** Start PROVIDED INFORMATION **
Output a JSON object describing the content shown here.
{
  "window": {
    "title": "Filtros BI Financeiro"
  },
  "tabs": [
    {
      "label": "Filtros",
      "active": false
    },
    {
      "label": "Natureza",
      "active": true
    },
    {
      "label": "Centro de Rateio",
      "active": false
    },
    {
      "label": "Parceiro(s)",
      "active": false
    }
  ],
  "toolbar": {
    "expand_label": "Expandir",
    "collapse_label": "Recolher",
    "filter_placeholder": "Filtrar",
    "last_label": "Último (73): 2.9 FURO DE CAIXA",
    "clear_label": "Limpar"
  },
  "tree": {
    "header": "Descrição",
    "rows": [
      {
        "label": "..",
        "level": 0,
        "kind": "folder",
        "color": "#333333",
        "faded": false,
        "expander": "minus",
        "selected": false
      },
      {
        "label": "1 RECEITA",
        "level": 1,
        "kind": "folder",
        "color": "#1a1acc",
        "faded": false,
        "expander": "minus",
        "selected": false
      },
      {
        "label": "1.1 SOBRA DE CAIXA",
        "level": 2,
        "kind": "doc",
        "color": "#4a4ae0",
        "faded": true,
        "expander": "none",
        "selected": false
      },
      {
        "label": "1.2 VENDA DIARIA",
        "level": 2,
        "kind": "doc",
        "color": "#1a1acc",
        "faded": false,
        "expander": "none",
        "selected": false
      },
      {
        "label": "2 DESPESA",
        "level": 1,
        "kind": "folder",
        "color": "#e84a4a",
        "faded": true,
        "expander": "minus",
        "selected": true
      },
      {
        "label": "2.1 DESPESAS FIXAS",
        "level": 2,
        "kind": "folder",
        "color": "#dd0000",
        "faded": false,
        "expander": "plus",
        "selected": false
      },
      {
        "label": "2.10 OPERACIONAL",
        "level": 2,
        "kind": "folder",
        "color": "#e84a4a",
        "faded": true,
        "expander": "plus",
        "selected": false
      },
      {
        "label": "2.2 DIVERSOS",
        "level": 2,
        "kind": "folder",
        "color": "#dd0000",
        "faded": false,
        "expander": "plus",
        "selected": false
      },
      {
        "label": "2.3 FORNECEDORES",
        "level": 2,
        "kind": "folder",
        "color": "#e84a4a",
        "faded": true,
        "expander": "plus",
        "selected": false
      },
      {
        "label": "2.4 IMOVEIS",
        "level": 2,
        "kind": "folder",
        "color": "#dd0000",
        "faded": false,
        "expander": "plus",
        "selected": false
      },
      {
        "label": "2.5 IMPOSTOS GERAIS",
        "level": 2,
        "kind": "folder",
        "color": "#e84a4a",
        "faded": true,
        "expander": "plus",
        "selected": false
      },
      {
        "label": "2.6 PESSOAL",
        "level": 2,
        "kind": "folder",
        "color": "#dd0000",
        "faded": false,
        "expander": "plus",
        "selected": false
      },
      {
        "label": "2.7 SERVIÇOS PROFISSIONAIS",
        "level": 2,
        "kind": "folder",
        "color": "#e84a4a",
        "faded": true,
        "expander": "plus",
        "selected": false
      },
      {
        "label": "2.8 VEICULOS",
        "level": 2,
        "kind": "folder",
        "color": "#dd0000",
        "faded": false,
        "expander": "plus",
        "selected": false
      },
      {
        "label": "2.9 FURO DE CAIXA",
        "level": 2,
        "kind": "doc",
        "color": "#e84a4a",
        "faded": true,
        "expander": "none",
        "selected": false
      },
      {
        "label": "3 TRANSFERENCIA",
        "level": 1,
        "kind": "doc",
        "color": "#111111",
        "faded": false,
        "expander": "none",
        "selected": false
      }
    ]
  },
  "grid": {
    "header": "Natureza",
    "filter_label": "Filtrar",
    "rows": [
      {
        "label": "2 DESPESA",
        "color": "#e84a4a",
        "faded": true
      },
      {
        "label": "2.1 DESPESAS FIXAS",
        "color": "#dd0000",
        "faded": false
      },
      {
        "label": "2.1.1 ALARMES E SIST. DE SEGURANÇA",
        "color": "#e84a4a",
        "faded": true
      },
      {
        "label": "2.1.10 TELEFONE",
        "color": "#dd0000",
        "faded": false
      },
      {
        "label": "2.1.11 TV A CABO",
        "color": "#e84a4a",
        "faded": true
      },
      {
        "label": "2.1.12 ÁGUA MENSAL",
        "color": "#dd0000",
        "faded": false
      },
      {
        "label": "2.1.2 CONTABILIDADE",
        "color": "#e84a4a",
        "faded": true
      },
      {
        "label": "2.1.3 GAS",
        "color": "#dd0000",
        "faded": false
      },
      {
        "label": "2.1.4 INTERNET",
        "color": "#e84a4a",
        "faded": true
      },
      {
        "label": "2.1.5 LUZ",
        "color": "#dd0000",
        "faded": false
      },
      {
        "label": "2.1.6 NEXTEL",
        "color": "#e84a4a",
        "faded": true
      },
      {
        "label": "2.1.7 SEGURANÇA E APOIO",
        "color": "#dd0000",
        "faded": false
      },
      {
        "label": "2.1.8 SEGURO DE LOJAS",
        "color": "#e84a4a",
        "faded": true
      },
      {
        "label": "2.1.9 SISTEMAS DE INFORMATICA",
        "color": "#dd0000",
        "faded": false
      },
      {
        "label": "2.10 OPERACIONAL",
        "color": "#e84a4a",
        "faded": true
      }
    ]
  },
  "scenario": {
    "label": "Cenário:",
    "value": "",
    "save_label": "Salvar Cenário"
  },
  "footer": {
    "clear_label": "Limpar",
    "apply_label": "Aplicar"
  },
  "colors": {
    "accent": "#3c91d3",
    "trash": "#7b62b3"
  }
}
** End PROVIDED INFORMATION **
■ AIM OF THE TASK
Retype the records that precede this task, keeping them exactly the same.

■ EXERCISE ANSWER
Output a JSON object describing the content shown here.
{
  "window": {
    "title": "Filtros BI Financeiro"
  },
  "tabs": [
    {
      "label": "Filtros",
      "active": false
    },
    {
      "label": "Natureza",
      "active": true
    },
    {
      "label": "Centro de Rateio",
      "active": false
    },
    {
      "label": "Parceiro(s)",
      "active": false
    }
  ],
  "toolbar": {
    "expand_label": "Expandir",
    "collapse_label": "Recolher",
    "filter_placeholder": "Filtrar",
    "last_label": "Último (73): 2.9 FURO DE CAIXA",
    "clear_label": "Limpar"
  },
  "tree": {
    "header": "Descrição",
    "rows": [
      {
        "label": "..",
        "level": 0,
        "kind": "folder",
        "color": "#333333",
        "faded": false,
        "expander": "minus",
        "selected": false
      },
      {
        "label": "1 RECEITA",
        "level": 1,
        "kind": "folder",
        "color": "#1a1acc",
        "faded": false,
        "expander": "minus",
        "selected": false
      },
      {
        "label": "1.1 SOBRA DE CAIXA",
        "level": 2,
        "kind": "doc",
        "color": "#4a4ae0",
        "faded": true,
        "expander": "none",
        "selected": false
      },
      {
        "label": "1.2 VENDA DIARIA",
        "level": 2,
        "kind": "doc",
        "color": "#1a1acc",
        "faded": false,
        "expander": "none",
        "selected": false
      },
      {
        "label": "2 DESPESA",
        "level": 1,
        "kind": "folder",
        "color": "#e84a4a",
        "faded": true,
        "expander": "minus",
        "selected": true
      },
      {
        "label": "2.1 DESPESAS FIXAS",
        "level": 2,
        "kind": "folder",
        "color": "#dd0000",
        "faded": false,
        "expander": "plus",
        "selected": false
      },
      {
        "label": "2.10 OPERACIONAL",
        "level": 2,
        "kind": "folder",
        "color": "#e84a4a",
        "faded": true,
        "expander": "plus",
        "selected": false
      },
      {
        "label": "2.2 DIVERSOS",
        "level": 2,
        "kind": "folder",
        "color": "#dd0000",
        "faded": false,
        "expander": "plus",
        "selected": false
      },
      {
        "label": "2.3 FORNECEDORES",
        "level": 2,
        "kind": "folder",
        "color": "#e84a4a",
        "faded": true,
        "expander": "plus",
        "selected": false
      },
      {
        "label": "2.4 IMOVEIS",
        "level": 2,
        "kind": "folder",
        "color": "#dd0000",
        "faded": false,
        "expander": "plus",
        "selected": false
      },
      {
        "label": "2.5 IMPOSTOS GERAIS",
        "level": 2,
        "kind": "folder",
        "color": "#e84a4a",
        "faded": true,
        "expander": "plus",
        "selected": false
      },
      {
        "label": "2.6 PESSOAL",
        "level": 2,
        "kind": "folder",
        "color": "#dd0000",
        "faded": false,
        "expander": "plus",
        "selected": false
      },
      {
        "label": "2.7 SERVIÇOS PROFISSIONAIS",
        "level": 2,
        "kind": "folder",
        "color": "#e84a4a",
        "faded": true,
        "expander": "plus",
        "selected": false
      },
      {
        "label": "2.8 VEICULOS",
        "level": 2,
        "kind": "folder",
        "color": "#dd0000",
        "faded": false,
        "expander": "plus",
        "selected": false
      },
      {
        "label": "2.9 FURO DE CAIXA",
        "level": 2,
        "kind": "doc",
        "color": "#e84a4a",
        "faded": true,
        "expander": "none",
        "selected": false
      },
      {
        "label": "3 TRANSFERENCIA",
        "level": 1,
        "kind": "doc",
        "color": "#111111",
        "faded": false,
        "expander": "none",
        "selected": false
      }
    ]
  },
  "grid": {
    "header": "Natureza",
    "filter_label": "Filtrar",
    "rows": [
      {
        "label": "2 DESPESA",
        "color": "#e84a4a",
        "faded": true
      },
      {
        "label": "2.1 DESPESAS FIXAS",
        "color": "#dd0000",
        "faded": false
      },
      {
        "label": "2.1.1 ALARMES E SIST. DE SEGURANÇA",
        "color": "#e84a4a",
        "faded": true
      },
      {
        "label": "2.1.10 TELEFONE",
        "color": "#dd0000",
        "faded": false
      },
      {
        "label": "2.1.11 TV A CABO",
        "color": "#e84a4a",
        "faded": true
      },
      {
        "label": "2.1.12 ÁGUA MENSAL",
        "color": "#dd0000",
        "faded": false
      },
      {
        "label": "2.1.2 CONTABILIDADE",
        "color": "#e84a4a",
        "faded": true
      },
      {
        "label": "2.1.3 GAS",
        "color": "#dd0000",
        "faded": false
      },
      {
        "label": "2.1.4 INTERNET",
        "color": "#e84a4a",
        "faded": true
      },
      {
        "label": "2.1.5 LUZ",
        "color": "#dd0000",
        "faded": false
      },
      {
        "label": "2.1.6 NEXTEL",
        "color": "#e84a4a",
        "faded": true
      },
      {
        "label": "2.1.7 SEGURANÇA E APOIO",
        "color": "#dd0000",
        "faded": false
      },
      {
        "label": "2.1.8 SEGURO DE LOJAS",
        "color": "#e84a4a",
        "faded": true
      },
      {
        "label": "2.1.9 SISTEMAS DE INFORMATICA",
        "color": "#dd0000",
        "faded": false
      },
      {
        "label": "2.10 OPERACIONAL",
        "color": "#e84a4a",
        "faded": true
      }
    ]
  },
  "scenario": {
    "label": "Cenário:",
    "value": "",
    "save_label": "Salvar Cenário"
  },
  "footer": {
    "clear_label": "Limpar",
    "apply_label": "Aplicar"
  },
  "colors": {
    "accent": "#3c91d3",
    "trash": "#7b62b3"
  }
}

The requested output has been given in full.